=== DIRECTIONS FOR THIS TASK ===
Look through the records below, and copy out every line that holds the string "万得微盘股".

=== AVAILABLE DATA ===
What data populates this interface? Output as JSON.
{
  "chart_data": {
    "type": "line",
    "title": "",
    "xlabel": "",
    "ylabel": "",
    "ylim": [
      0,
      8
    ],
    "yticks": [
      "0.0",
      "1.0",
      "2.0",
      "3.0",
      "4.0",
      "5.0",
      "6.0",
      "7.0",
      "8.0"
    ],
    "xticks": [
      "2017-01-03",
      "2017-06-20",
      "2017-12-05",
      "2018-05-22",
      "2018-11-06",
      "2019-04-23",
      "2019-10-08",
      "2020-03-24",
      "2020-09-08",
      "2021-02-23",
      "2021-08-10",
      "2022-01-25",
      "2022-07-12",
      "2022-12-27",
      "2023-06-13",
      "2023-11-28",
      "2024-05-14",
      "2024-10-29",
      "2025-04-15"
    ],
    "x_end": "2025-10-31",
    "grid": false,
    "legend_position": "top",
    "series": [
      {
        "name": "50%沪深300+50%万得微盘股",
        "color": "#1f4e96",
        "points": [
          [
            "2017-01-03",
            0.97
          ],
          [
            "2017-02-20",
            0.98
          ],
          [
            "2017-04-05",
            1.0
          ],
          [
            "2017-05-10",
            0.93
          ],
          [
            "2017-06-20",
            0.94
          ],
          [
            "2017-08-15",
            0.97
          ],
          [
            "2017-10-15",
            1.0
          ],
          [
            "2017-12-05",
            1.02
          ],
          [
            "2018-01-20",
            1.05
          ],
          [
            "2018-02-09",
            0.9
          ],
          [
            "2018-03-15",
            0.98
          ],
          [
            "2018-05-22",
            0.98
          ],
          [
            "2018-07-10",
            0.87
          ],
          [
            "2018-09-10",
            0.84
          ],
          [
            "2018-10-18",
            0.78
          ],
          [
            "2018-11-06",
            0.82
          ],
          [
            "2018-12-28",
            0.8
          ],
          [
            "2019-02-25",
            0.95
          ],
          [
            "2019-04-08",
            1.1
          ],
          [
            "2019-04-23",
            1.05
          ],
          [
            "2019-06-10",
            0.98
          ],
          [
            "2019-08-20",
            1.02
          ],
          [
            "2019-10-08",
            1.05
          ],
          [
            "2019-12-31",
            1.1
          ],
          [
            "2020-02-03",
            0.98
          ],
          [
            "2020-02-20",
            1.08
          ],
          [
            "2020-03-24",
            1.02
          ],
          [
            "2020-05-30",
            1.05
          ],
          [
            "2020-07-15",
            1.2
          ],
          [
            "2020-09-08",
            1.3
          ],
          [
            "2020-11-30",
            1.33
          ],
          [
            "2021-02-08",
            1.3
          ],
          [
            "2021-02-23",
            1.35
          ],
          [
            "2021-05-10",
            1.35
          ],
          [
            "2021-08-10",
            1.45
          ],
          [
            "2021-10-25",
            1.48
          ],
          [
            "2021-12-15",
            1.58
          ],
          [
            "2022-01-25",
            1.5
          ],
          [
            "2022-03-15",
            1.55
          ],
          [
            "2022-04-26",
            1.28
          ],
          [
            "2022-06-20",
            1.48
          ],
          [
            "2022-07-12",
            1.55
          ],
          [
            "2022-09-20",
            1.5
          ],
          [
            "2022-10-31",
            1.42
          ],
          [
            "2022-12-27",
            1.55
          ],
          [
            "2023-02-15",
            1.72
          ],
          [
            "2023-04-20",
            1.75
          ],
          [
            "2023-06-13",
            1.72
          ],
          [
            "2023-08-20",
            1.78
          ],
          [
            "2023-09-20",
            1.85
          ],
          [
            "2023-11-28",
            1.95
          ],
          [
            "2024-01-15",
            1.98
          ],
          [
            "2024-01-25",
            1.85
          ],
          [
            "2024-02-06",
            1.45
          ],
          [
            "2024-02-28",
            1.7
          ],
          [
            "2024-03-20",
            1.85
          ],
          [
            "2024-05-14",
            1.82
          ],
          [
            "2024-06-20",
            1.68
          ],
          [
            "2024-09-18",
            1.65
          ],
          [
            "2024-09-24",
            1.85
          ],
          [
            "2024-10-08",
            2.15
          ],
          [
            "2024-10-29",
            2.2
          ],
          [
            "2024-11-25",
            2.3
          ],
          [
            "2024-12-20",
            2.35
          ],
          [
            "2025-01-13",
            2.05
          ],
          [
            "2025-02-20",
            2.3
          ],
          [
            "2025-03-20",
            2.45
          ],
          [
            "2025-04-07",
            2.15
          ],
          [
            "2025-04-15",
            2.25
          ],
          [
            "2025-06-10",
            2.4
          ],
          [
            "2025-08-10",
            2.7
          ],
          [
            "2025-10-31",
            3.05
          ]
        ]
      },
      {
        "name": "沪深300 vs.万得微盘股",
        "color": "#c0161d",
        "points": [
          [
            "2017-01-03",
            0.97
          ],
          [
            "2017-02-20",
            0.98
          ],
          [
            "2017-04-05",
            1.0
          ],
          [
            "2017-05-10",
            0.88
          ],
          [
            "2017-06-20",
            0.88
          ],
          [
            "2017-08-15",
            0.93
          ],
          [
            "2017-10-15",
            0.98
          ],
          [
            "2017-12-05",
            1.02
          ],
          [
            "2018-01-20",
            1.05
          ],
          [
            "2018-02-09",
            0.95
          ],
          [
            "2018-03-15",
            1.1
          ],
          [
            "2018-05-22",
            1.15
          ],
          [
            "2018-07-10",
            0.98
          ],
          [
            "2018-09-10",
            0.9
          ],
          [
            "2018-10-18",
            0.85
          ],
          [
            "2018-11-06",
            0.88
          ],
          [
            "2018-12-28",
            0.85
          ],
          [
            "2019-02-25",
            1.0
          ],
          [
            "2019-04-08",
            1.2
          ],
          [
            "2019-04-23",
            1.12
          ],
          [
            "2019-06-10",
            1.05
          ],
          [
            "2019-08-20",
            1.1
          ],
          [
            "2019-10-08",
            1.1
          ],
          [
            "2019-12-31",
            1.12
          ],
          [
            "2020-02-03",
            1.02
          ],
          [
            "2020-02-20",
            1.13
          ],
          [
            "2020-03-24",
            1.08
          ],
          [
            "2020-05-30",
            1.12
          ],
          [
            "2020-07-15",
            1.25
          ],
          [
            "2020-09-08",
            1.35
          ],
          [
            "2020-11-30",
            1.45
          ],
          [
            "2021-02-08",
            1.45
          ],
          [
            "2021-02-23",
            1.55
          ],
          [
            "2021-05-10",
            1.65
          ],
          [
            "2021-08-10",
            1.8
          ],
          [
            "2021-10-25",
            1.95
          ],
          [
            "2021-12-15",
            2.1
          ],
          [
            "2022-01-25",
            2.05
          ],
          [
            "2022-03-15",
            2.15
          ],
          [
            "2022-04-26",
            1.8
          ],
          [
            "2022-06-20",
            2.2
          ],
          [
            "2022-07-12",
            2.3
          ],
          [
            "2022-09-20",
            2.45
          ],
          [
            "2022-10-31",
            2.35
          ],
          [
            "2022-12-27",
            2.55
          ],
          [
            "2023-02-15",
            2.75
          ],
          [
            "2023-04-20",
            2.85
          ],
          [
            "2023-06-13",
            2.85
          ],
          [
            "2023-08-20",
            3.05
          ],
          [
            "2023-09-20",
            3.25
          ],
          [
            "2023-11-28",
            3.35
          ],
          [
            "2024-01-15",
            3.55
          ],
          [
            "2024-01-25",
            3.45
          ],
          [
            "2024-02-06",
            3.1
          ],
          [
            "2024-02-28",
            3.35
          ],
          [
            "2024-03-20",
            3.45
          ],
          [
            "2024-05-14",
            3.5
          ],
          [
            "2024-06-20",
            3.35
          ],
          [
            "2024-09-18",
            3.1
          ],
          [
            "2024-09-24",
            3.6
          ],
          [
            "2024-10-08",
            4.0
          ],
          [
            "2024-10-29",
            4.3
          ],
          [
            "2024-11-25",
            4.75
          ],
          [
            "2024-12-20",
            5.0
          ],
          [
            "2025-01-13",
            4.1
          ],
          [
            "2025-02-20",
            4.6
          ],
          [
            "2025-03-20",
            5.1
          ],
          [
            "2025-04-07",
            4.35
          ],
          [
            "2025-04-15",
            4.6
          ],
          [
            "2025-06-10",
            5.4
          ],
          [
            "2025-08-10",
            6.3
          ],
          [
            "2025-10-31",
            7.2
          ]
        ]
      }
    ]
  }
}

=== FULL RESPONSE ===
        "name": "50%沪深300+50%万得微盘股",
        "name": "沪深300 vs.万得微盘股",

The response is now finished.